Dataset records
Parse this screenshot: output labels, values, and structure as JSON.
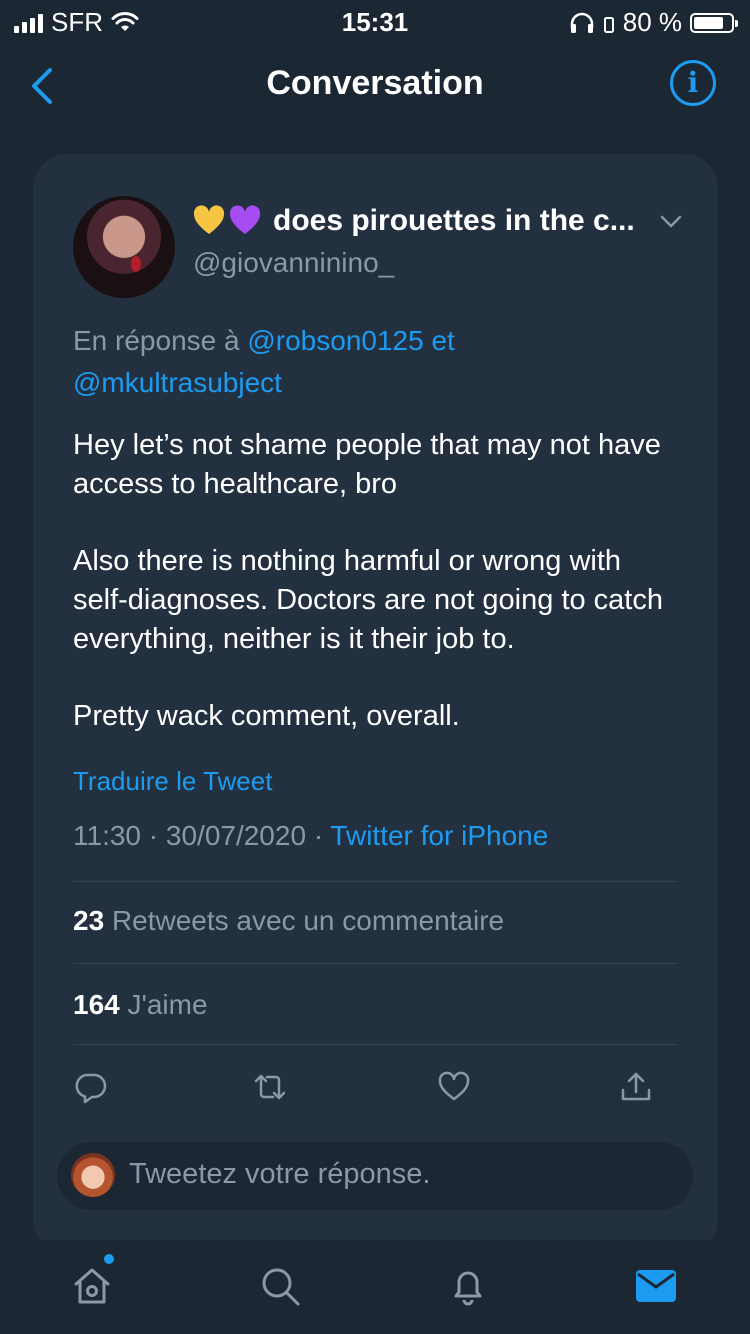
{
  "status_bar": {
    "carrier": "SFR",
    "time": "15:31",
    "battery_text": "80 %",
    "battery_level": 0.8
  },
  "nav": {
    "title": "Conversation"
  },
  "tweet": {
    "display_name": "does pirouettes in the c...",
    "name_emojis": [
      "yellow-heart",
      "purple-heart"
    ],
    "handle": "@giovanninino_",
    "reply_prefix": "En réponse à",
    "reply_user1": "@robson0125",
    "reply_joiner": "et",
    "reply_user2": "@mkultrasubject",
    "paragraphs": [
      "Hey let’s not shame people that may not have access to healthcare, bro",
      "Also there is nothing harmful or wrong with self-diagnoses. Doctors are not going to catch everything, neither is it their job to.",
      "Pretty wack comment, overall."
    ],
    "translate_label": "Traduire le Tweet",
    "time": "11:30",
    "date": "30/07/2020",
    "separator": "·",
    "source": "Twitter for iPhone",
    "retweet_count": "23",
    "retweet_label": "Retweets avec un commentaire",
    "like_count": "164",
    "like_label": "J'aime"
  },
  "reply_box": {
    "placeholder": "Tweetez votre réponse."
  },
  "colors": {
    "background": "#1c2734",
    "card": "#223040",
    "accent": "#1d9bf0",
    "muted": "#8b98a5"
  },
  "icons": [
    "back-chevron-icon",
    "info-icon",
    "chevron-down-icon",
    "reply-icon",
    "retweet-icon",
    "like-icon",
    "share-icon",
    "home-icon",
    "search-icon",
    "notifications-icon",
    "messages-icon"
  ]
}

#### Given problem
Leave out all pictures, then copy the remaining material exactly.

#### Expected answer
Parse this screenshot: output labels, values, and structure as JSON.
{
  "status_bar": {
    "carrier": "SFR",
    "time": "15:31",
    "battery_text": "80 %",
    "battery_level": 0.8
  },
  "nav": {
    "title": "Conversation"
  },
  "tweet": {
    "display_name": "does pirouettes in the c...",
    "name_emojis": [
      "yellow-heart",
      "purple-heart"
    ],
    "handle": "@giovanninino_",
    "reply_prefix": "En réponse à",
    "reply_user1": "@robson0125",
    "reply_joiner": "et",
    "reply_user2": "@mkultrasubject",
    "paragraphs": [
      "Hey let’s not shame people that may not have access to healthcare, bro",
      "Also there is nothing harmful or wrong with self-diagnoses. Doctors are not going to catch everything, neither is it their job to.",
      "Pretty wack comment, overall."
    ],
    "translate_label": "Traduire le Tweet",
    "time": "11:30",
    "date": "30/07/2020",
    "separator": "·",
    "source": "Twitter for iPhone",
    "retweet_count": "23",
    "retweet_label": "Retweets avec un commentaire",
    "like_count": "164",
    "like_label": "J'aime"
  },
  "reply_box": {
    "placeholder": "Tweetez votre réponse."
  },
  "colors": {
    "background": "#1c2734",
    "card": "#223040",
    "accent": "#1d9bf0",
    "muted": "#8b98a5"
  },
  "icons": [
    "back-chevron-icon",
    "info-icon",
    "chevron-down-icon",
    "reply-icon",
    "retweet-icon",
    "like-icon",
    "share-icon",
    "home-icon",
    "search-icon",
    "notifications-icon",
    "messages-icon"
  ]
}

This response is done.